### Stated exercise
Copy out all the records exactly.

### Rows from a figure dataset

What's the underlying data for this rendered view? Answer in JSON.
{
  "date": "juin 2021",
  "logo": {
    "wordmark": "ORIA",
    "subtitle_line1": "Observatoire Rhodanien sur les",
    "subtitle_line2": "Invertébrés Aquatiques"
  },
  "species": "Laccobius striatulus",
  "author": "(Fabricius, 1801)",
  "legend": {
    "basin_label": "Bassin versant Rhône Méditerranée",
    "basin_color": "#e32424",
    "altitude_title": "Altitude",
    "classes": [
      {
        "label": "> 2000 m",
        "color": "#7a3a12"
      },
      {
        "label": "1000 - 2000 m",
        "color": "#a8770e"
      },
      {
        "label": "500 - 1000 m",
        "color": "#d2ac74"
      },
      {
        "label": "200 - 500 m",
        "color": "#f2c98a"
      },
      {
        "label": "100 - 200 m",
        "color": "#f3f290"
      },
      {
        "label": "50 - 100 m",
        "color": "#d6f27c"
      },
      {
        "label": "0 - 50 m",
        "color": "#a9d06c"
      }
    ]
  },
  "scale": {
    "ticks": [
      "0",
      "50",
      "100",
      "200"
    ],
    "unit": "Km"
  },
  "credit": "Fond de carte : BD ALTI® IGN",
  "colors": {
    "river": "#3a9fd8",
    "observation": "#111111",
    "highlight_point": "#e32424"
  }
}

### Task solution
What's the underlying data for this rendered view? Answer in JSON.
{
  "date": "juin 2021",
  "logo": {
    "wordmark": "ORIA",
    "subtitle_line1": "Observatoire Rhodanien sur les",
    "subtitle_line2": "Invertébrés Aquatiques"
  },
  "species": "Laccobius striatulus",
  "author": "(Fabricius, 1801)",
  "legend": {
    "basin_label": "Bassin versant Rhône Méditerranée",
    "basin_color": "#e32424",
    "altitude_title": "Altitude",
    "classes": [
      {
        "label": "> 2000 m",
        "color": "#7a3a12"
      },
      {
        "label": "1000 - 2000 m",
        "color": "#a8770e"
      },
      {
        "label": "500 - 1000 m",
        "color": "#d2ac74"
      },
      {
        "label": "200 - 500 m",
        "color": "#f2c98a"
      },
      {
        "label": "100 - 200 m",
        "color": "#f3f290"
      },
      {
        "label": "50 - 100 m",
        "color": "#d6f27c"
      },
      {
        "label": "0 - 50 m",
        "color": "#a9d06c"
      }
    ]
  },
  "scale": {
    "ticks": [
      "0",
      "50",
      "100",
      "200"
    ],
    "unit": "Km"
  },
  "credit": "Fond de carte : BD ALTI® IGN",
  "colors": {
    "river": "#3a9fd8",
    "observation": "#111111",
    "highlight_point": "#e32424"
  }
}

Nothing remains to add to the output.